- **Passage to read**
· · ·

The DataType interface provides some basic operations over types that can be used to implement more complex algorithms. Includes getTypeName(), getSize(), the ability to allocate and delete an instance, and the ability to get and set the value given an address (using the Value class hierarchy).

DataTypes also support a Visitor pattern with double dispatch. Every DataType has an accept (DataTypeVisitor *) -> bool method which should be used to call the correct method in the DataTypeVisitor class. These visitors are used to implement checkpoint and lookup algorithms.

The entity responsible for managing the types is the DataTypeInator. The DataTypeInator holds a TypeDictionary, which tracks all BaseTypes. The DataTypeInator's most important method is resolve(string) -> DataType *. This will either apply a modifier type or lookup a base type in the type dictionary, and return the appropriate type.

This requires runtime memory management. All allocations must be allocated through or registered with the MemoryManager. The memory manager tracks allocations using a class called AllocInfo, which contains address, name, size, and DataType* of a particular allocation.

· · ·

- **Material supplied**
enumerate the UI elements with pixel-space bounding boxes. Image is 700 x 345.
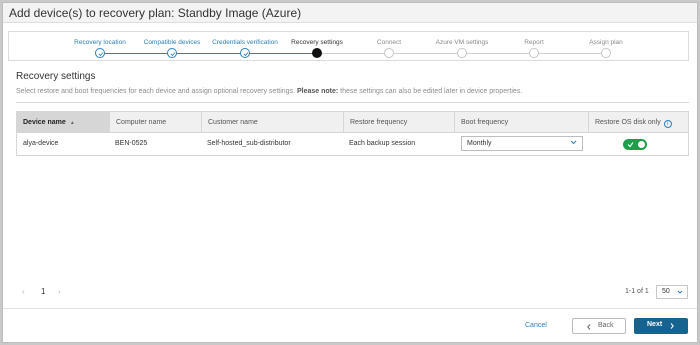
- step-assign-plan: Assign plan: [556, 32, 656, 62]
- column-header-label: Restore frequency: [350, 119, 408, 126]
- chevron-right-icon: [670, 323, 674, 329]
- step-pending-dot: [601, 48, 611, 58]
- footer-divider: [3, 308, 697, 309]
- pagination-prev-button[interactable]: ‹: [22, 287, 25, 296]
- boot-frequency-select[interactable]: Monthly: [461, 136, 583, 151]
- description-note-label: Please note:: [296, 88, 339, 95]
- boot-frequency-value: Monthly: [467, 140, 492, 147]
- sort-ascending-icon: ▲: [69, 120, 75, 126]
- pagination-range: 1-1 of 1: [625, 288, 649, 295]
- column-header-label: Restore OS disk only: [595, 119, 661, 126]
- cell-restore-frequency: Each backup session: [349, 140, 416, 147]
- dialog-title-bar: Add device(s) to recovery plan: Standby …: [3, 3, 697, 23]
- chevron-left-icon: [587, 324, 591, 330]
- chevron-down-icon: [570, 140, 577, 145]
- column-header-customer-name[interactable]: Customer name: [201, 112, 343, 133]
- check-icon: [627, 142, 634, 148]
- column-header-boot-frequency[interactable]: Boot frequency: [454, 112, 588, 133]
- per-page-value: 50: [662, 288, 670, 295]
- column-header-computer-name[interactable]: Computer name: [109, 112, 201, 133]
- next-button-label: Next: [647, 321, 663, 328]
- section-title: Recovery settings: [16, 71, 96, 82]
- column-header-restore-frequency[interactable]: Restore frequency: [343, 112, 454, 133]
- back-button[interactable]: Back: [572, 318, 626, 334]
- column-header-restore-os-disk-only[interactable]: Restore OS disk only i: [588, 112, 688, 133]
- restore-os-disk-only-toggle[interactable]: [623, 139, 647, 150]
- cell-computer-name: BEN-0525: [115, 140, 148, 147]
- recovery-plan-dialog: Add device(s) to recovery plan: Standby …: [2, 2, 698, 343]
- next-button[interactable]: Next: [634, 318, 688, 334]
- table-row: alya-device BEN-0525 Self-hosted_sub-dis…: [17, 133, 688, 155]
- section-divider: [16, 102, 689, 103]
- column-header-label: Computer name: [116, 119, 167, 126]
- per-page-select[interactable]: 50: [656, 285, 688, 299]
- pagination-current-page[interactable]: 1: [41, 287, 45, 296]
- cell-customer-name: Self-hosted_sub-distributor: [207, 140, 291, 147]
- pagination-next-button[interactable]: ›: [58, 287, 61, 296]
- dialog-title: Add device(s) to recovery plan: Standby …: [9, 6, 302, 20]
- column-header-device-name[interactable]: Device name ▲: [17, 112, 109, 133]
- info-icon[interactable]: i: [663, 120, 672, 128]
- table-header: Device name ▲ Computer name Customer name…: [17, 112, 688, 133]
- step-current-dot: [312, 48, 322, 58]
- column-header-label: Customer name: [208, 119, 258, 126]
- step-pending-dot: [457, 48, 467, 58]
- cancel-button[interactable]: Cancel: [525, 322, 547, 329]
- chevron-down-icon: [677, 290, 683, 294]
- step-check-icon: [167, 48, 177, 58]
- cell-device-name: alya-device: [23, 140, 59, 147]
- column-header-label: Device name: [23, 119, 66, 126]
- step-pending-dot: [384, 48, 394, 58]
- step-check-icon: [240, 48, 250, 58]
- description-note: these settings can also be edited later …: [340, 88, 523, 95]
- section-description: Select restore and boot frequencies for …: [16, 88, 522, 95]
- step-check-icon: [95, 48, 105, 58]
- back-button-label: Back: [598, 322, 614, 329]
- step-label: Assign plan: [589, 39, 623, 46]
- description-text: Select restore and boot frequencies for …: [16, 88, 295, 95]
- column-header-label: Boot frequency: [461, 119, 509, 126]
- devices-table: Device name ▲ Computer name Customer name…: [16, 111, 689, 156]
- toggle-knob: [638, 141, 645, 148]
- step-pending-dot: [529, 48, 539, 58]
- wizard-stepper: Recovery location Compatible devices Cre…: [8, 31, 689, 61]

· · ·

- **Set problem**
In the passage on the DataType interface, what does the AllocInfo class contain for a particular allocation?

- **Finished exercise**
Its address, name, size, and DataType*.